▸ **Aim of the task**
Reproduce all lines of the listing below in which the word "恢复正常" occurs.

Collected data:
— START —

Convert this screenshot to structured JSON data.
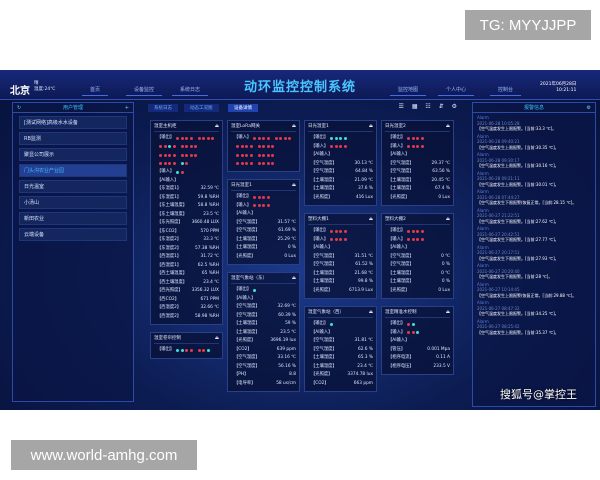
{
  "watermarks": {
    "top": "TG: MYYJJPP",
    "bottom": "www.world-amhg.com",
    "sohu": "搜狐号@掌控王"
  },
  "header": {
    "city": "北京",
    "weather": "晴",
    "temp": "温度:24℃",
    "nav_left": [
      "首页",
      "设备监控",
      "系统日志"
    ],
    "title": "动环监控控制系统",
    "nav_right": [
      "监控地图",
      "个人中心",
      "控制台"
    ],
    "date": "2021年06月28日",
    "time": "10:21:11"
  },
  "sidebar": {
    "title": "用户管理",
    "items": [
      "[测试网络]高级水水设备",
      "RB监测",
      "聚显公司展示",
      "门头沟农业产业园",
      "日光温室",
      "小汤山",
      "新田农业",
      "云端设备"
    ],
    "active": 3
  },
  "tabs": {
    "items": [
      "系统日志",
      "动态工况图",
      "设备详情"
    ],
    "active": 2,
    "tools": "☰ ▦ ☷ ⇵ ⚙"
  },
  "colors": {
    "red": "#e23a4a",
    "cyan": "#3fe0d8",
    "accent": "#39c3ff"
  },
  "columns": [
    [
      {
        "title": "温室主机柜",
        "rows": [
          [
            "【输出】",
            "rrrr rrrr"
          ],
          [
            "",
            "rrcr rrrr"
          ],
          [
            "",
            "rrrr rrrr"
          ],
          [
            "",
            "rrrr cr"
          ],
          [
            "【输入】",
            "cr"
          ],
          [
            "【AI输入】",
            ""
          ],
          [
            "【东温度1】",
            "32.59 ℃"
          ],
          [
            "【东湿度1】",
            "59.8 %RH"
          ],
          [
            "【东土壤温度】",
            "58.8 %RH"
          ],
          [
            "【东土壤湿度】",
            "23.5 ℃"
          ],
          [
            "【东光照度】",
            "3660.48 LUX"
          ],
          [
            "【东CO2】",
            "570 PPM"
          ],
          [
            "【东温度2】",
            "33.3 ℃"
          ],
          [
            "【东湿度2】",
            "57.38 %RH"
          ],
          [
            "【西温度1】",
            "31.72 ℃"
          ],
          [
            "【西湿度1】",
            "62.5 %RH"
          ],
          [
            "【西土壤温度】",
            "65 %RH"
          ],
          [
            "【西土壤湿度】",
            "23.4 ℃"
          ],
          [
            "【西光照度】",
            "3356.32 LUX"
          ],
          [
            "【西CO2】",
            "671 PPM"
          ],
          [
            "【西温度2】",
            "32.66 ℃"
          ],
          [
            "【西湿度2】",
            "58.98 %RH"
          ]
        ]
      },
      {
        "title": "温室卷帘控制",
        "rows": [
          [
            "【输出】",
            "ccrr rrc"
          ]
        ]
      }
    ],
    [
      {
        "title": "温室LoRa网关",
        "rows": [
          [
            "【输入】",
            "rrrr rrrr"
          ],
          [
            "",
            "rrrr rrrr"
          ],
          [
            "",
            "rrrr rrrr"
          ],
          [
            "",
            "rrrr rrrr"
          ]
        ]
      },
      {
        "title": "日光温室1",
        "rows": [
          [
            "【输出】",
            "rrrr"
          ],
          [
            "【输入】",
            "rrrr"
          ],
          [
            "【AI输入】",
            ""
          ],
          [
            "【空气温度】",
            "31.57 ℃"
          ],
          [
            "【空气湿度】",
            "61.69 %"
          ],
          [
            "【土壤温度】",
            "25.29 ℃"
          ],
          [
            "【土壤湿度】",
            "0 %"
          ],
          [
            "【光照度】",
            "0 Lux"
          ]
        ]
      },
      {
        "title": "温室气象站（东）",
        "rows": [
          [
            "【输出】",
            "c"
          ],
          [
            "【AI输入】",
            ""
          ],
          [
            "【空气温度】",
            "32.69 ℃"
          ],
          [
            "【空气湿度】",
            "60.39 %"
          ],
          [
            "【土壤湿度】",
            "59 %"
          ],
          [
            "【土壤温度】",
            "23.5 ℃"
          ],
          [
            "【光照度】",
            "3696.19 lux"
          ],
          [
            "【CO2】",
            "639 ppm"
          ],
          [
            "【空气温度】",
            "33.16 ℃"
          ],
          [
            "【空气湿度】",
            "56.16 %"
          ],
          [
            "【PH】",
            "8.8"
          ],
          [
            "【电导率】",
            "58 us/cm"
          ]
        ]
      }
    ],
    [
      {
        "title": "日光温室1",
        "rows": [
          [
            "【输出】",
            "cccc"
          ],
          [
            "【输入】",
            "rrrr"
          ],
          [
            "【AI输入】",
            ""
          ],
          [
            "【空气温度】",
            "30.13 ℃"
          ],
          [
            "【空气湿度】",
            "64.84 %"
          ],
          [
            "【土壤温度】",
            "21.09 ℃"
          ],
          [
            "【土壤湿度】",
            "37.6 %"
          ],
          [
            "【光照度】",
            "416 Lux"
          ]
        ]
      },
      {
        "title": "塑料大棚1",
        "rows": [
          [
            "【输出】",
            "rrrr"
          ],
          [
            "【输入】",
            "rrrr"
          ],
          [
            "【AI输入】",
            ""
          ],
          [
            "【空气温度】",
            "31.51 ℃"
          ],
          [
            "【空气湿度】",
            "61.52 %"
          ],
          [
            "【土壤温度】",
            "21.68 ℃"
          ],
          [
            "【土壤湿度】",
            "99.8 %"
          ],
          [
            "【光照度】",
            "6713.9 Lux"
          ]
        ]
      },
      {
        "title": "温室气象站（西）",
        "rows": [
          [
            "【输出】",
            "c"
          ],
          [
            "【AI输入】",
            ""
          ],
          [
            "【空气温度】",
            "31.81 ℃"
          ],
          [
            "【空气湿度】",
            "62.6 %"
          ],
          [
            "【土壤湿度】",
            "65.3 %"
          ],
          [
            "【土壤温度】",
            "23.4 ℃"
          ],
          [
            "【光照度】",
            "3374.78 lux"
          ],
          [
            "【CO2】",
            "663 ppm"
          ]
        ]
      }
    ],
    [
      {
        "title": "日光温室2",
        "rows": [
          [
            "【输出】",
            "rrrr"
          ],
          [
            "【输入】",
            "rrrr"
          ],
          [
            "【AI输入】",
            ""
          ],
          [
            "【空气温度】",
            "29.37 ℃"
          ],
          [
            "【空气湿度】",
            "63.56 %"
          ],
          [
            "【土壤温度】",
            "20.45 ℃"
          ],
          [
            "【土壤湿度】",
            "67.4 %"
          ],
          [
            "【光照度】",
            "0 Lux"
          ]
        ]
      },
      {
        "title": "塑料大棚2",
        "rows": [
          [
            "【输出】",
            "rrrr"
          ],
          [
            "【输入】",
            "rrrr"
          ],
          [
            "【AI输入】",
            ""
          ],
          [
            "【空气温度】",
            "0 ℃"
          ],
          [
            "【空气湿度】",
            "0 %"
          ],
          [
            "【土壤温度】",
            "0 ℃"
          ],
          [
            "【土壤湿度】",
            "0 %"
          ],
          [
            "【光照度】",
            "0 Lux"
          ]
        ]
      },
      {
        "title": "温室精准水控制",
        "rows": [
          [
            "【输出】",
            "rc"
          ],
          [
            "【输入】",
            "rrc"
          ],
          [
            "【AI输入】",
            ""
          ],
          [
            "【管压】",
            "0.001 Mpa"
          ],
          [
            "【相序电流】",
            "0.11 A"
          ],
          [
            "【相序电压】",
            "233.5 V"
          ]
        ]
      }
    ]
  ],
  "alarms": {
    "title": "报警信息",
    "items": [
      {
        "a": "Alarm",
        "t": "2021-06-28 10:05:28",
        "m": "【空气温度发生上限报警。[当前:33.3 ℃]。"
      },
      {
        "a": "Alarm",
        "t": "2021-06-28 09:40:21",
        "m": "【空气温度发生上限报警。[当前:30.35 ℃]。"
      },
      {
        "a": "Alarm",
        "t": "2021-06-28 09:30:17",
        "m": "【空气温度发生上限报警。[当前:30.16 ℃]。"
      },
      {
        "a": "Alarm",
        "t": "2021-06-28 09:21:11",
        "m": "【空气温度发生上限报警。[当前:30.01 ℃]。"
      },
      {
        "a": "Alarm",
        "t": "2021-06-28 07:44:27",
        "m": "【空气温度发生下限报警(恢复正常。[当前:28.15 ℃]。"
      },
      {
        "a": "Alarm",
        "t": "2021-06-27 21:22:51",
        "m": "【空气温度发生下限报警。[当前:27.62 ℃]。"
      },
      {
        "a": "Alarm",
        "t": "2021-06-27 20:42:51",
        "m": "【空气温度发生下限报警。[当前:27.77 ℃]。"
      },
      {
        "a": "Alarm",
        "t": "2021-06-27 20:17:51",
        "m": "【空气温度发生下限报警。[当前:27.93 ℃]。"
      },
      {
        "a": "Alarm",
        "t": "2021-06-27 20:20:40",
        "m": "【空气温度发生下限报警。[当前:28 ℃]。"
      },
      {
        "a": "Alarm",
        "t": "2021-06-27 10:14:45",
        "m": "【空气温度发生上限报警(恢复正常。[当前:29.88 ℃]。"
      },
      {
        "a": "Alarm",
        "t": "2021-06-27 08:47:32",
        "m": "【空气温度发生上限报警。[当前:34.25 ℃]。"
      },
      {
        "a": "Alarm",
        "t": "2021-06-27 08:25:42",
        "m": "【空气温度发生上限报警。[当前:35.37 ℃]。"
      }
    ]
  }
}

— END —

▸ **Exercise response**
        "m": "【空气温度发生下限报警(恢复正常。[当前:28.15 ℃]。"
        "m": "【空气温度发生上限报警(恢复正常。[当前:29.88 ℃]。"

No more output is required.